## START

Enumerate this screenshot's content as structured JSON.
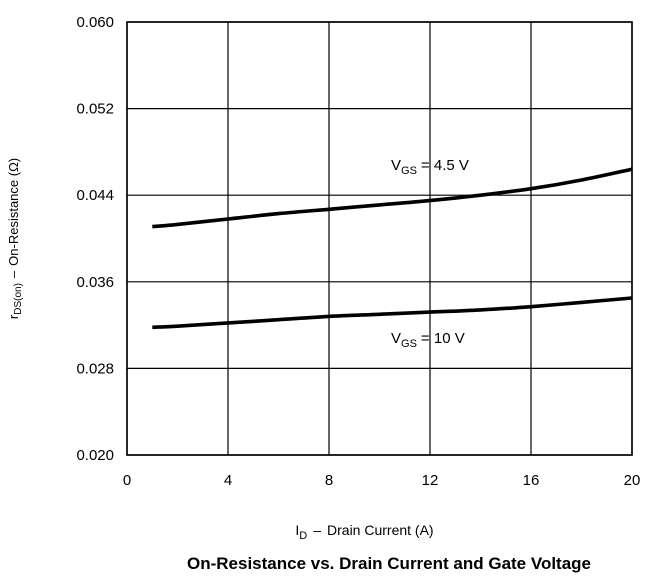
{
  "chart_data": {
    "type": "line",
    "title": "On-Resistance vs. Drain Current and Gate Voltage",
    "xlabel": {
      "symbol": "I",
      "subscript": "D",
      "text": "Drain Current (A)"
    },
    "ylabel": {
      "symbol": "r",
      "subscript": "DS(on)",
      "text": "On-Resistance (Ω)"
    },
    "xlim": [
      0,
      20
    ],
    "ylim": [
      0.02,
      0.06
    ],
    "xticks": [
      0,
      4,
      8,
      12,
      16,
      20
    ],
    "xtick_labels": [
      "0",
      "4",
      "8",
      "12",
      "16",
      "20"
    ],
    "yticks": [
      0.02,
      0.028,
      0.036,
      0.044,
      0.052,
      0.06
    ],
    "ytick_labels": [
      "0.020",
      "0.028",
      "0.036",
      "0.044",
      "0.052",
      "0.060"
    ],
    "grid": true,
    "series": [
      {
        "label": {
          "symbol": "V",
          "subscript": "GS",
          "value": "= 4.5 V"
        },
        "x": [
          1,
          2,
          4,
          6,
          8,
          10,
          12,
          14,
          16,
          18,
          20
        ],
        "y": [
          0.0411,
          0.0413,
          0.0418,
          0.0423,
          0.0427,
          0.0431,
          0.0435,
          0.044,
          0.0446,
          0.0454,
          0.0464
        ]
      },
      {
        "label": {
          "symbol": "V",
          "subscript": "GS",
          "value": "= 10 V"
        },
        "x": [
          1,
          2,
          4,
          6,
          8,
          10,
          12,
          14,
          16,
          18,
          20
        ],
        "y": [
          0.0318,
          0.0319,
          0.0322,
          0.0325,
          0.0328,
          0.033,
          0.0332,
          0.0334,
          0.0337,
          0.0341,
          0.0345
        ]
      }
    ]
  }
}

## END

> [TO DO] Repeat the data exactly, dropping every picture it holds.

> [WRITTEN ANSWER]
Enumerate this screenshot's content as structured JSON.
{
  "chart_data": {
    "type": "line",
    "title": "On-Resistance vs. Drain Current and Gate Voltage",
    "xlabel": {
      "symbol": "I",
      "subscript": "D",
      "text": "Drain Current (A)"
    },
    "ylabel": {
      "symbol": "r",
      "subscript": "DS(on)",
      "text": "On-Resistance (Ω)"
    },
    "xlim": [
      0,
      20
    ],
    "ylim": [
      0.02,
      0.06
    ],
    "xticks": [
      0,
      4,
      8,
      12,
      16,
      20
    ],
    "xtick_labels": [
      "0",
      "4",
      "8",
      "12",
      "16",
      "20"
    ],
    "yticks": [
      0.02,
      0.028,
      0.036,
      0.044,
      0.052,
      0.06
    ],
    "ytick_labels": [
      "0.020",
      "0.028",
      "0.036",
      "0.044",
      "0.052",
      "0.060"
    ],
    "grid": true,
    "series": [
      {
        "label": {
          "symbol": "V",
          "subscript": "GS",
          "value": "= 4.5 V"
        },
        "x": [
          1,
          2,
          4,
          6,
          8,
          10,
          12,
          14,
          16,
          18,
          20
        ],
        "y": [
          0.0411,
          0.0413,
          0.0418,
          0.0423,
          0.0427,
          0.0431,
          0.0435,
          0.044,
          0.0446,
          0.0454,
          0.0464
        ]
      },
      {
        "label": {
          "symbol": "V",
          "subscript": "GS",
          "value": "= 10 V"
        },
        "x": [
          1,
          2,
          4,
          6,
          8,
          10,
          12,
          14,
          16,
          18,
          20
        ],
        "y": [
          0.0318,
          0.0319,
          0.0322,
          0.0325,
          0.0328,
          0.033,
          0.0332,
          0.0334,
          0.0337,
          0.0341,
          0.0345
        ]
      }
    ]
  }
}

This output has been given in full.